SET TASK: Go through the entries below and write each one out exactly.

════

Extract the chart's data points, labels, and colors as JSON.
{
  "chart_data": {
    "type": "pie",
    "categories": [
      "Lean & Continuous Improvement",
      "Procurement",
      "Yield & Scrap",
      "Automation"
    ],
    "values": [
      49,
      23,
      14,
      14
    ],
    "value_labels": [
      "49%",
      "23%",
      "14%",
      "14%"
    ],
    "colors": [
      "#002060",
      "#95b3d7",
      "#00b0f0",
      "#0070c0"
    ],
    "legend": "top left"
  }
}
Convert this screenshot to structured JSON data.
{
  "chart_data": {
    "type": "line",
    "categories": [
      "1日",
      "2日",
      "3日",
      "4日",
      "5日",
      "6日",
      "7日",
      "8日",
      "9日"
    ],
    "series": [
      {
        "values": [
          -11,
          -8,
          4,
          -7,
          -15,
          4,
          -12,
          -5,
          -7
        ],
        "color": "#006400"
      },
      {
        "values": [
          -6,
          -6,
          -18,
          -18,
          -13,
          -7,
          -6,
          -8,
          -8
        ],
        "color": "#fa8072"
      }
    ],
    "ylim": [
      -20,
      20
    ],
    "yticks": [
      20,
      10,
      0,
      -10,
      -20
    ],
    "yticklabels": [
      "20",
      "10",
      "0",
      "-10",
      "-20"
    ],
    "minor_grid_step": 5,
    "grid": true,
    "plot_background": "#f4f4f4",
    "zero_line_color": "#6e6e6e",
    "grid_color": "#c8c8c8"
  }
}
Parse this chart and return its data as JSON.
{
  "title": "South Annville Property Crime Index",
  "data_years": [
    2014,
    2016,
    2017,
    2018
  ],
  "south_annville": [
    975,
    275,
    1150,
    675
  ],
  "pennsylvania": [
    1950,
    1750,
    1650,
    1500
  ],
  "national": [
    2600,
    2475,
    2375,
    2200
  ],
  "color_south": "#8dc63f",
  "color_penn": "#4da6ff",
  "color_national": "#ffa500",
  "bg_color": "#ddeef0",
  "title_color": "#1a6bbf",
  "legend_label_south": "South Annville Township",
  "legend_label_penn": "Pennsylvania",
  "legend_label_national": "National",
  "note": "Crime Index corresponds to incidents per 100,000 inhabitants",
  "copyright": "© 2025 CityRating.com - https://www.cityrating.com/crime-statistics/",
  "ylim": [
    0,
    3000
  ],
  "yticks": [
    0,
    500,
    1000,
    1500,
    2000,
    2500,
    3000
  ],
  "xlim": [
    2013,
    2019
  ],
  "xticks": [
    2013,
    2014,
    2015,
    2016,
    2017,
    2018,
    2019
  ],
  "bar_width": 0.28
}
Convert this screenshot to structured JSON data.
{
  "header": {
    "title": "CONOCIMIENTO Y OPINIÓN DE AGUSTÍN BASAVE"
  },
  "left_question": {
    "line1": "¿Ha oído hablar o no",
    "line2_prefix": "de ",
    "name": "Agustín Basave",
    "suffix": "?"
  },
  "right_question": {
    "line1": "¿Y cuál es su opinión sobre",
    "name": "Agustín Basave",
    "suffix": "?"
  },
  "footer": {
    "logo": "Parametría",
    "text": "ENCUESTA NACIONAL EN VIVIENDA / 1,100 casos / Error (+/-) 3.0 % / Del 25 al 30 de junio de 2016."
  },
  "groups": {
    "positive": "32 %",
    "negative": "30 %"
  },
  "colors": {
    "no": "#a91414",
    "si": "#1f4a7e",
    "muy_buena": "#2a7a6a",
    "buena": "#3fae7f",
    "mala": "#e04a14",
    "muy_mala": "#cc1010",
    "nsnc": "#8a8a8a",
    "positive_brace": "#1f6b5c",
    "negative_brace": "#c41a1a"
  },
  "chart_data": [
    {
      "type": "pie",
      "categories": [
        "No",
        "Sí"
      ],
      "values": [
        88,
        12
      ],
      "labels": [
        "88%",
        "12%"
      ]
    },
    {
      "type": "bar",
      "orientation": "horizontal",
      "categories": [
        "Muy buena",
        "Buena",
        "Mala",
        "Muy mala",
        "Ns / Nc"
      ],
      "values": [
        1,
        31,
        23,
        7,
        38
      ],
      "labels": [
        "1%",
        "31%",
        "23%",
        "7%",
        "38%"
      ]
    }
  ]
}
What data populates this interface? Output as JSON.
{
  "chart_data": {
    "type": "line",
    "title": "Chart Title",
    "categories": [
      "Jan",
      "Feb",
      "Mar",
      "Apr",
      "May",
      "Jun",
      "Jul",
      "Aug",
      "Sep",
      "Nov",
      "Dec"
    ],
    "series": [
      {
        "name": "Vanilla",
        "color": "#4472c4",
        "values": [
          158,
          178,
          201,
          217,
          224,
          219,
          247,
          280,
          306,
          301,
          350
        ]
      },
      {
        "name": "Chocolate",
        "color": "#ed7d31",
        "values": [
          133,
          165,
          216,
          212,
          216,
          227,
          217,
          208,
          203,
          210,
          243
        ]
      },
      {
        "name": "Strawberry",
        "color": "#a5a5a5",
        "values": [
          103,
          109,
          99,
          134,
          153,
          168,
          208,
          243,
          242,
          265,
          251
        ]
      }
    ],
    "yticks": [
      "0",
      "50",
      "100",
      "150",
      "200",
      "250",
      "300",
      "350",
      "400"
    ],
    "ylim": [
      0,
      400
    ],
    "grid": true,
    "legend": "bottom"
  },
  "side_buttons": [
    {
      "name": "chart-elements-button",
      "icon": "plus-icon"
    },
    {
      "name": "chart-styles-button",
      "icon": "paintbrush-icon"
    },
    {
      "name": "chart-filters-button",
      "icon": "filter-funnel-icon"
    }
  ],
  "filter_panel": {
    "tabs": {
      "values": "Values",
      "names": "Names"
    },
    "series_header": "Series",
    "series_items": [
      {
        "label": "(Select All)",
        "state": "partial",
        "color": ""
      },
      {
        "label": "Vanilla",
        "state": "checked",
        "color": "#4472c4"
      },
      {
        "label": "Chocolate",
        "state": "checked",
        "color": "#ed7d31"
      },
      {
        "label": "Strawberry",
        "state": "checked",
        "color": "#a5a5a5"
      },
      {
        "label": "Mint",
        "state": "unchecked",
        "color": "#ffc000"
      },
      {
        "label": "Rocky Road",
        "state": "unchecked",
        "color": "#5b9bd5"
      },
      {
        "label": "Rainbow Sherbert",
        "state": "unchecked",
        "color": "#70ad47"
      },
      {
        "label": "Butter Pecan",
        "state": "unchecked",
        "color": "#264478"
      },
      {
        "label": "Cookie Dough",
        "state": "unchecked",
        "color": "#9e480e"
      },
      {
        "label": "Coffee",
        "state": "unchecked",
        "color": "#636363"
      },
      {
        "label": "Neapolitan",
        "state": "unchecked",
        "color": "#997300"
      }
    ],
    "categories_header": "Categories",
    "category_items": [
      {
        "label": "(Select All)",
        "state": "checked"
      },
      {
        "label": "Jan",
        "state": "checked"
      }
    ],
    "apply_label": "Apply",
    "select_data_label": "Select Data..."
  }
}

════

RESPONSE BELOW:
Extract the chart's data points, labels, and colors as JSON.
{
  "chart_data": {
    "type": "pie",
    "categories": [
      "Lean & Continuous Improvement",
      "Procurement",
      "Yield & Scrap",
      "Automation"
    ],
    "values": [
      49,
      23,
      14,
      14
    ],
    "value_labels": [
      "49%",
      "23%",
      "14%",
      "14%"
    ],
    "colors": [
      "#002060",
      "#95b3d7",
      "#00b0f0",
      "#0070c0"
    ],
    "legend": "top left"
  }
}
Convert this screenshot to structured JSON data.
{
  "chart_data": {
    "type": "line",
    "categories": [
      "1日",
      "2日",
      "3日",
      "4日",
      "5日",
      "6日",
      "7日",
      "8日",
      "9日"
    ],
    "series": [
      {
        "values": [
          -11,
          -8,
          4,
          -7,
          -15,
          4,
          -12,
          -5,
          -7
        ],
        "color": "#006400"
      },
      {
        "values": [
          -6,
          -6,
          -18,
          -18,
          -13,
          -7,
          -6,
          -8,
          -8
        ],
        "color": "#fa8072"
      }
    ],
    "ylim": [
      -20,
      20
    ],
    "yticks": [
      20,
      10,
      0,
      -10,
      -20
    ],
    "yticklabels": [
      "20",
      "10",
      "0",
      "-10",
      "-20"
    ],
    "minor_grid_step": 5,
    "grid": true,
    "plot_background": "#f4f4f4",
    "zero_line_color": "#6e6e6e",
    "grid_color": "#c8c8c8"
  }
}
Parse this chart and return its data as JSON.
{
  "title": "South Annville Property Crime Index",
  "data_years": [
    2014,
    2016,
    2017,
    2018
  ],
  "south_annville": [
    975,
    275,
    1150,
    675
  ],
  "pennsylvania": [
    1950,
    1750,
    1650,
    1500
  ],
  "national": [
    2600,
    2475,
    2375,
    2200
  ],
  "color_south": "#8dc63f",
  "color_penn": "#4da6ff",
  "color_national": "#ffa500",
  "bg_color": "#ddeef0",
  "title_color": "#1a6bbf",
  "legend_label_south": "South Annville Township",
  "legend_label_penn": "Pennsylvania",
  "legend_label_national": "National",
  "note": "Crime Index corresponds to incidents per 100,000 inhabitants",
  "copyright": "© 2025 CityRating.com - https://www.cityrating.com/crime-statistics/",
  "ylim": [
    0,
    3000
  ],
  "yticks": [
    0,
    500,
    1000,
    1500,
    2000,
    2500,
    3000
  ],
  "xlim": [
    2013,
    2019
  ],
  "xticks": [
    2013,
    2014,
    2015,
    2016,
    2017,
    2018,
    2019
  ],
  "bar_width": 0.28
}
Convert this screenshot to structured JSON data.
{
  "header": {
    "title": "CONOCIMIENTO Y OPINIÓN DE AGUSTÍN BASAVE"
  },
  "left_question": {
    "line1": "¿Ha oído hablar o no",
    "line2_prefix": "de ",
    "name": "Agustín Basave",
    "suffix": "?"
  },
  "right_question": {
    "line1": "¿Y cuál es su opinión sobre",
    "name": "Agustín Basave",
    "suffix": "?"
  },
  "footer": {
    "logo": "Parametría",
    "text": "ENCUESTA NACIONAL EN VIVIENDA / 1,100 casos / Error (+/-) 3.0 % / Del 25 al 30 de junio de 2016."
  },
  "groups": {
    "positive": "32 %",
    "negative": "30 %"
  },
  "colors": {
    "no": "#a91414",
    "si": "#1f4a7e",
    "muy_buena": "#2a7a6a",
    "buena": "#3fae7f",
    "mala": "#e04a14",
    "muy_mala": "#cc1010",
    "nsnc": "#8a8a8a",
    "positive_brace": "#1f6b5c",
    "negative_brace": "#c41a1a"
  },
  "chart_data": [
    {
      "type": "pie",
      "categories": [
        "No",
        "Sí"
      ],
      "values": [
        88,
        12
      ],
      "labels": [
        "88%",
        "12%"
      ]
    },
    {
      "type": "bar",
      "orientation": "horizontal",
      "categories": [
        "Muy buena",
        "Buena",
        "Mala",
        "Muy mala",
        "Ns / Nc"
      ],
      "values": [
        1,
        31,
        23,
        7,
        38
      ],
      "labels": [
        "1%",
        "31%",
        "23%",
        "7%",
        "38%"
      ]
    }
  ]
}
What data populates this interface? Output as JSON.
{
  "chart_data": {
    "type": "line",
    "title": "Chart Title",
    "categories": [
      "Jan",
      "Feb",
      "Mar",
      "Apr",
      "May",
      "Jun",
      "Jul",
      "Aug",
      "Sep",
      "Nov",
      "Dec"
    ],
    "series": [
      {
        "name": "Vanilla",
        "color": "#4472c4",
        "values": [
          158,
          178,
          201,
          217,
          224,
          219,
          247,
          280,
          306,
          301,
          350
        ]
      },
      {
        "name": "Chocolate",
        "color": "#ed7d31",
        "values": [
          133,
          165,
          216,
          212,
          216,
          227,
          217,
          208,
          203,
          210,
          243
        ]
      },
      {
        "name": "Strawberry",
        "color": "#a5a5a5",
        "values": [
          103,
          109,
          99,
          134,
          153,
          168,
          208,
          243,
          242,
          265,
          251
        ]
      }
    ],
    "yticks": [
      "0",
      "50",
      "100",
      "150",
      "200",
      "250",
      "300",
      "350",
      "400"
    ],
    "ylim": [
      0,
      400
    ],
    "grid": true,
    "legend": "bottom"
  },
  "side_buttons": [
    {
      "name": "chart-elements-button",
      "icon": "plus-icon"
    },
    {
      "name": "chart-styles-button",
      "icon": "paintbrush-icon"
    },
    {
      "name": "chart-filters-button",
      "icon": "filter-funnel-icon"
    }
  ],
  "filter_panel": {
    "tabs": {
      "values": "Values",
      "names": "Names"
    },
    "series_header": "Series",
    "series_items": [
      {
        "label": "(Select All)",
        "state": "partial",
        "color": ""
      },
      {
        "label": "Vanilla",
        "state": "checked",
        "color": "#4472c4"
      },
      {
        "label": "Chocolate",
        "state": "checked",
        "color": "#ed7d31"
      },
      {
        "label": "Strawberry",
        "state": "checked",
        "color": "#a5a5a5"
      },
      {
        "label": "Mint",
        "state": "unchecked",
        "color": "#ffc000"
      },
      {
        "label": "Rocky Road",
        "state": "unchecked",
        "color": "#5b9bd5"
      },
      {
        "label": "Rainbow Sherbert",
        "state": "unchecked",
        "color": "#70ad47"
      },
      {
        "label": "Butter Pecan",
        "state": "unchecked",
        "color": "#264478"
      },
      {
        "label": "Cookie Dough",
        "state": "unchecked",
        "color": "#9e480e"
      },
      {
        "label": "Coffee",
        "state": "unchecked",
        "color": "#636363"
      },
      {
        "label": "Neapolitan",
        "state": "unchecked",
        "color": "#997300"
      }
    ],
    "categories_header": "Categories",
    "category_items": [
      {
        "label": "(Select All)",
        "state": "checked"
      },
      {
        "label": "Jan",
        "state": "checked"
      }
    ],
    "apply_label": "Apply",
    "select_data_label": "Select Data..."
  }
}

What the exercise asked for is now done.